§ Testo del documento
::::::::
Quando l’inerzia del match sembrava totalmente a favore degli Azzurri contro un’Inghilterra stanca e confusa, l’infortunio di Chiesa e l’uscita di Insigne hanno abbassato molto il tasso tecnico. Con Belotti, Bernardeschi e Berardi, la fase di rifinitura ha perso incisività. L’Italia si è resa meno pericolosa, di conseguenza la gara si è protratta fino ai rigori. Southgate ha provato ad aumentate la pericolosità dei suoi inserendo Grealish ma – pur abbassando il baricentro nel secondo tempo supplementare – gli Azzurri hanno retto senza rischiare troppo. Anche grazie al solito enorme Giorgi Chiellini, che ha protetto alla grande l’area. La lotteria dei calci di rigore ha poi portato a un traguardo tanto sognato quanto impronosticabile, 53 anni dopo l’ultima volta.

Ha vinto senza dubbio la squadra migliore, che ha dimostrato anche – nel corso della competizione – la forza mentale di resistere in molti momenti difficili. In un Europeo pieno di formazioni sulla carta talentuose che però hanno espresso un gioco arido e povero di idee, l’Italia ha manifestato un’identità tattica fortissima, con un’armonia e una fluidità nella manovra paragonabili a una squadra di club. Gli Azzurri sono sempre stati accompagnati dalla retorica del “cuore” e della “sofferenza”, ma in questo torneo hanno dimostrato un netto cambio di paradigma rispetto al passato, con un’evidente voglia di fare un calcio propositivo e di possesso sulla stessa onda di quello che si vede nei top club.
::::::::
§ Materiale mostrato
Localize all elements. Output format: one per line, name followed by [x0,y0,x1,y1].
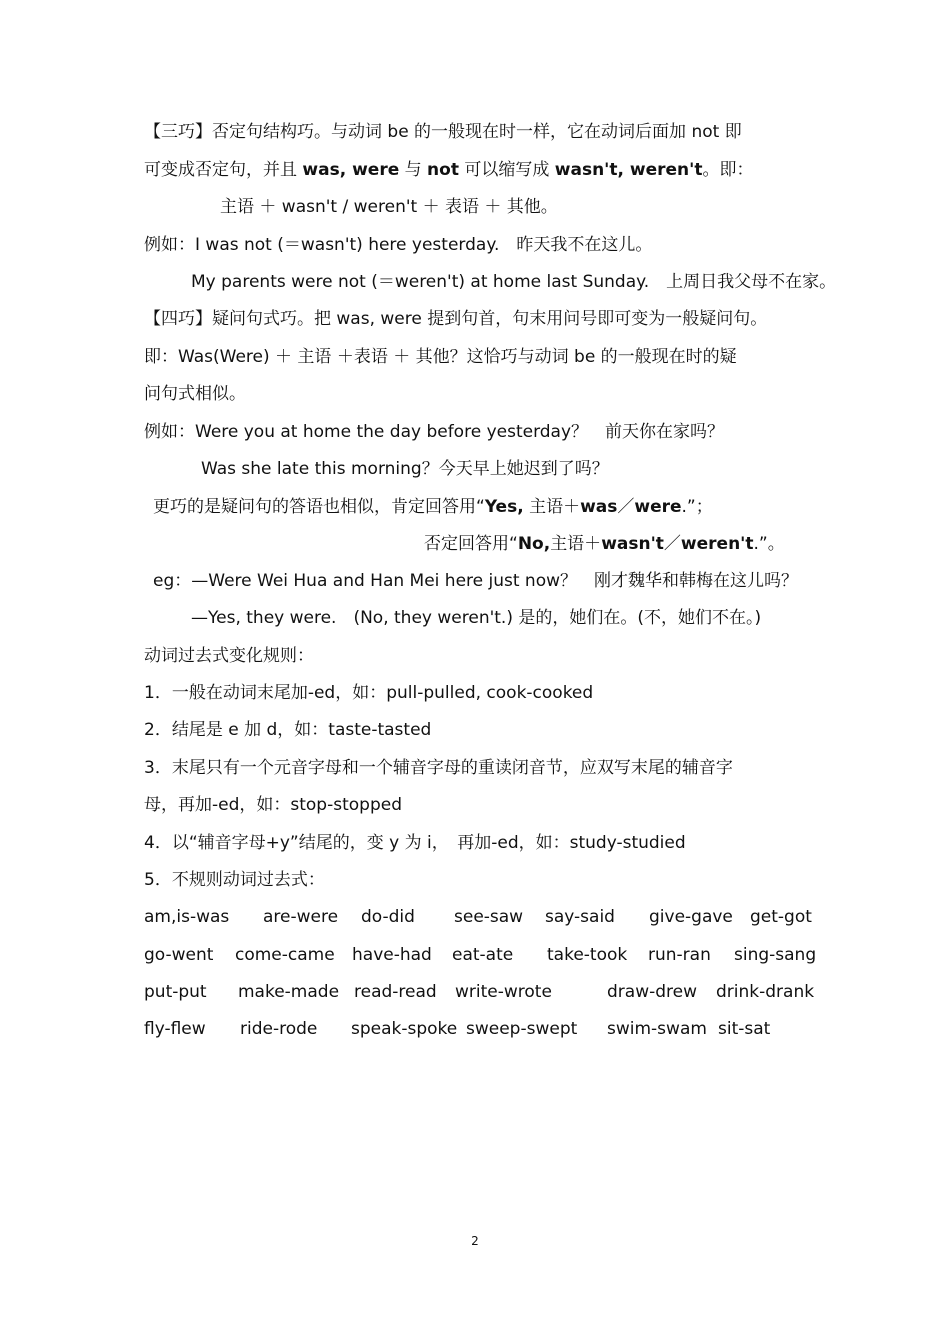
::::::::
§ Compito 1
Riscrivi sotto forma di elenco puntato il paragrafo del testo sulla vittoria dell'Italia all'Europeo che comincia con "Ha vinto senza dubbio". Conserva i fatti principali.
§ Compito 2
Nel testo sulla vittoria dell'Italia all'Europeo, quale giocatore inserisce Southgate per rendere più pericolosa la sua squadra?
§ Compito 3
Prosegui il testo sulla vittoria dell'Italia all'Europeo a partire dall'ultima frase riportata.

§ Risultato 1
- Ha vinto la squadra migliore, capace di resistere mentalmente in molti momenti difficili del torneo.
- In un Europeo di squadre talentuose ma dal gioco povero di idee, l'Italia ha mostrato una forte identità tattica.
- La sua manovra aveva un'armonia e una fluidità paragonabili a quelle di una squadra di club.
- Gli Azzurri hanno superato la retorica del "cuore" e della "sofferenza". Hanno proposto un calcio di possesso e propositivo, simile a quello dei top club.

§ Risultato 2
Southgate inserisce Grealish.

§ Risultato 3
Al contrario, nonostante una rosa sulla carta straordinaria, l’Inghilterra ha osato troppo poco nella finale con l’Italia, fallendo l’appuntamento con la storia. Steinberg ha scritto sul Guardian che la Nazionale dei Tre Leoni “è stata troppo cauta, eccessivamente lenta nel fare modifiche: si è colpevolmente limitata aa difendere l’esiguo gol di vantaggio quando l’Italia ha aumentato la pressione nel secondo tempo”. Nonostante il raggiungimento della finale sia un traguardo che mancava dai Mondiali del 1966, la povertà di contenuti visti in questa partita verrà ricordata per decenni dai tifosi inglesi. Ha, giustamente, vinto la squadra che ha proposto e osato di più.